Extract all lines in the data that contain the word "this".

[Stored dataset items]
- - - - -

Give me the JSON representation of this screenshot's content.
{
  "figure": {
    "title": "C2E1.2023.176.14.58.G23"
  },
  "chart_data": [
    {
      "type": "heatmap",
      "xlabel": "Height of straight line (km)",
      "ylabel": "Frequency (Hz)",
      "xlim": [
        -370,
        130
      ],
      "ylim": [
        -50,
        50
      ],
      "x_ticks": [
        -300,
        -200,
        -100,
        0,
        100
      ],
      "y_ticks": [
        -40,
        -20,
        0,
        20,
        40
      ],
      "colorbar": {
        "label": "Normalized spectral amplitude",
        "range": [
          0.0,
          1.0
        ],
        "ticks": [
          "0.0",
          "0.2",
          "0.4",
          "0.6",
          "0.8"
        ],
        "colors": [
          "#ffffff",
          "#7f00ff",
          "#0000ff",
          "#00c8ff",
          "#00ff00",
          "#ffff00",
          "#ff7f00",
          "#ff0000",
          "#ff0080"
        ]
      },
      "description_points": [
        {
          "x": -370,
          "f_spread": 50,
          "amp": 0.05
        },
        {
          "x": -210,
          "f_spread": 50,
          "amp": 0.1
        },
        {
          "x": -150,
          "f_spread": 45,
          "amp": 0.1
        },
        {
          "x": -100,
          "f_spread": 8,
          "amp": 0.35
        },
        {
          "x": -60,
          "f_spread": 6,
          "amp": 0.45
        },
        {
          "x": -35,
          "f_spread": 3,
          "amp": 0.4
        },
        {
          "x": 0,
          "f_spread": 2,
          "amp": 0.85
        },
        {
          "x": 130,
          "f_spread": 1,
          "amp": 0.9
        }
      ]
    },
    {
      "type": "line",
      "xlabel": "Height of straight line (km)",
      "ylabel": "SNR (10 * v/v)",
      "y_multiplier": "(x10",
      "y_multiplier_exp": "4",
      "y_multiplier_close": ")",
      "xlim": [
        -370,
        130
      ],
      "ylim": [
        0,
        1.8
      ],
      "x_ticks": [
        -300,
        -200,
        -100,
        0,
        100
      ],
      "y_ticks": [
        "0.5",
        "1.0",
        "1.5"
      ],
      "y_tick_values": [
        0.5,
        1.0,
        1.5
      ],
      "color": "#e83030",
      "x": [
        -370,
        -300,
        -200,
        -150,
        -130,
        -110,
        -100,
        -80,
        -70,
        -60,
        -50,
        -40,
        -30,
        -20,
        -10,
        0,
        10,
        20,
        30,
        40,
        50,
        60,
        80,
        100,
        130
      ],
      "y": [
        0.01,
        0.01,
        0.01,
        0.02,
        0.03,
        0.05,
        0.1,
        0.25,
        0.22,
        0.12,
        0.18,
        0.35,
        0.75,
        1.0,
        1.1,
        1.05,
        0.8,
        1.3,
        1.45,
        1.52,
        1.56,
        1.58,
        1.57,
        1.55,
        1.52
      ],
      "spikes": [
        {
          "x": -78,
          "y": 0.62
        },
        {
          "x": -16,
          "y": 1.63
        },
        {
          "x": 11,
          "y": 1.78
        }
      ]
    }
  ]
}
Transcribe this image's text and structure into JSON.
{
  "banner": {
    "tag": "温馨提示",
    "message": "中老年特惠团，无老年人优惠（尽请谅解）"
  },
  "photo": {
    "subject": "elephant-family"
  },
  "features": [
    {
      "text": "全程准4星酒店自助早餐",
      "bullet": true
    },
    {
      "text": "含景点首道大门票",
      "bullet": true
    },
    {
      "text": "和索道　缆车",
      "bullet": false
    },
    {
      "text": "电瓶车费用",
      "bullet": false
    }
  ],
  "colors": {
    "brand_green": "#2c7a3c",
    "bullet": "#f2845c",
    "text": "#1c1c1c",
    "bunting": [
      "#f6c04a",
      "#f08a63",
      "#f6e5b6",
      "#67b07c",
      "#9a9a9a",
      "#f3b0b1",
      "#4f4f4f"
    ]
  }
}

- - - - -

### [Task answer]
Give me the JSON representation of this screenshot's content.
Transcribe this image's text and structure into JSON.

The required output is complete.